* start *

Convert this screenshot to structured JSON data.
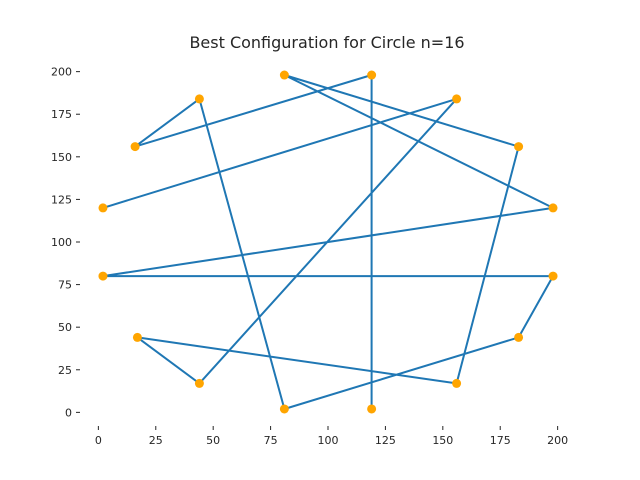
{
  "chart_data": {
    "type": "line",
    "title": "Best Configuration for Circle n=16",
    "xlabel": "",
    "ylabel": "",
    "xlim": [
      -8,
      208
    ],
    "ylim": [
      -8,
      208
    ],
    "x_ticks": [
      0,
      25,
      50,
      75,
      100,
      125,
      150,
      175,
      200
    ],
    "y_ticks": [
      0,
      25,
      50,
      75,
      100,
      125,
      150,
      175,
      200
    ],
    "grid": false,
    "line_color": "#1f77b4",
    "point_color": "#ffa500",
    "points": [
      {
        "x": 119,
        "y": 198
      },
      {
        "x": 119,
        "y": 2
      },
      {
        "x": 119,
        "y": 198
      },
      {
        "x": 16,
        "y": 156
      },
      {
        "x": 44,
        "y": 184
      },
      {
        "x": 81,
        "y": 2
      },
      {
        "x": 183,
        "y": 44
      },
      {
        "x": 198,
        "y": 80
      },
      {
        "x": 2,
        "y": 80
      },
      {
        "x": 198,
        "y": 120
      },
      {
        "x": 81,
        "y": 198
      },
      {
        "x": 183,
        "y": 156
      },
      {
        "x": 156,
        "y": 17
      },
      {
        "x": 17,
        "y": 44
      },
      {
        "x": 44,
        "y": 17
      },
      {
        "x": 156,
        "y": 184
      },
      {
        "x": 2,
        "y": 120
      }
    ]
  }
}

* end *

— Your task —
Word for word, quote the lines above. Omit the pictures.

— Finished task —
Convert this screenshot to structured JSON data.
{
  "chart_data": {
    "type": "line",
    "title": "Best Configuration for Circle n=16",
    "xlabel": "",
    "ylabel": "",
    "xlim": [
      -8,
      208
    ],
    "ylim": [
      -8,
      208
    ],
    "x_ticks": [
      0,
      25,
      50,
      75,
      100,
      125,
      150,
      175,
      200
    ],
    "y_ticks": [
      0,
      25,
      50,
      75,
      100,
      125,
      150,
      175,
      200
    ],
    "grid": false,
    "line_color": "#1f77b4",
    "point_color": "#ffa500",
    "points": [
      {
        "x": 119,
        "y": 198
      },
      {
        "x": 119,
        "y": 2
      },
      {
        "x": 119,
        "y": 198
      },
      {
        "x": 16,
        "y": 156
      },
      {
        "x": 44,
        "y": 184
      },
      {
        "x": 81,
        "y": 2
      },
      {
        "x": 183,
        "y": 44
      },
      {
        "x": 198,
        "y": 80
      },
      {
        "x": 2,
        "y": 80
      },
      {
        "x": 198,
        "y": 120
      },
      {
        "x": 81,
        "y": 198
      },
      {
        "x": 183,
        "y": 156
      },
      {
        "x": 156,
        "y": 17
      },
      {
        "x": 17,
        "y": 44
      },
      {
        "x": 44,
        "y": 17
      },
      {
        "x": 156,
        "y": 184
      },
      {
        "x": 2,
        "y": 120
      }
    ]
  }
}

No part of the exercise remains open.